**Records to process:**
====
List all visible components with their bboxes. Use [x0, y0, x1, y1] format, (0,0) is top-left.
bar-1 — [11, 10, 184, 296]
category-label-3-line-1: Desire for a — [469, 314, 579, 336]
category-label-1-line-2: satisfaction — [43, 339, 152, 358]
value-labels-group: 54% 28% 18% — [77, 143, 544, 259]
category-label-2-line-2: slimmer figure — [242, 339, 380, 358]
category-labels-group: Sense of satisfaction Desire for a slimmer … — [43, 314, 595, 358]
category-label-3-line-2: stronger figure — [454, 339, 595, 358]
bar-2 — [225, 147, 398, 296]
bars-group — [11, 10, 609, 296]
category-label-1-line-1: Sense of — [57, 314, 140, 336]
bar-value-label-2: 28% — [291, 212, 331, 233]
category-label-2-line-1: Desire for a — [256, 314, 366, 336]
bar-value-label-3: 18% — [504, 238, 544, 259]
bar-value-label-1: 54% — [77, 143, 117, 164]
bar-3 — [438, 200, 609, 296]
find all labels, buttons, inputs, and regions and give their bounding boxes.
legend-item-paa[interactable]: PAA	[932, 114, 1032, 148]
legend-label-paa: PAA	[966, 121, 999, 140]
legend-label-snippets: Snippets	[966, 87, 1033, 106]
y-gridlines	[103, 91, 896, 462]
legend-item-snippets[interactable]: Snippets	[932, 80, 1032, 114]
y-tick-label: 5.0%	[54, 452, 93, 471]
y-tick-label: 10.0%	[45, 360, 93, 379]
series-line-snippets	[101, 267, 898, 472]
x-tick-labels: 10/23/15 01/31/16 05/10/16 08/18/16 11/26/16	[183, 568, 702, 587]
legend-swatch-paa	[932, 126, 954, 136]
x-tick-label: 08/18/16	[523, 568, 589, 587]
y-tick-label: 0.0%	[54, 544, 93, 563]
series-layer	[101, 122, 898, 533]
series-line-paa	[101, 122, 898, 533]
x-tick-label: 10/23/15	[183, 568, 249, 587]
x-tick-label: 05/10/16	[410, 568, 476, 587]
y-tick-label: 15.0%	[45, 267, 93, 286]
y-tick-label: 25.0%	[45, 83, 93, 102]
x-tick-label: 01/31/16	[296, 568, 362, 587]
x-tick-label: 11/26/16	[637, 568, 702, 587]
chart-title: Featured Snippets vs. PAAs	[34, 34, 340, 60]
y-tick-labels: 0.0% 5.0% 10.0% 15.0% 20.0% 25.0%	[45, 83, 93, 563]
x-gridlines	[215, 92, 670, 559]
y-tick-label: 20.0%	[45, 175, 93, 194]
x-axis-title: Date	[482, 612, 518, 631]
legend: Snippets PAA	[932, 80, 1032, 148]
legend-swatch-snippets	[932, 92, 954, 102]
====
**Task to carry out:**
Gather every line from the items above that contains the string "swatch".

**Correct answer:**
legend-swatch-paa	[932, 126, 954, 136]
legend-swatch-snippets	[932, 92, 954, 102]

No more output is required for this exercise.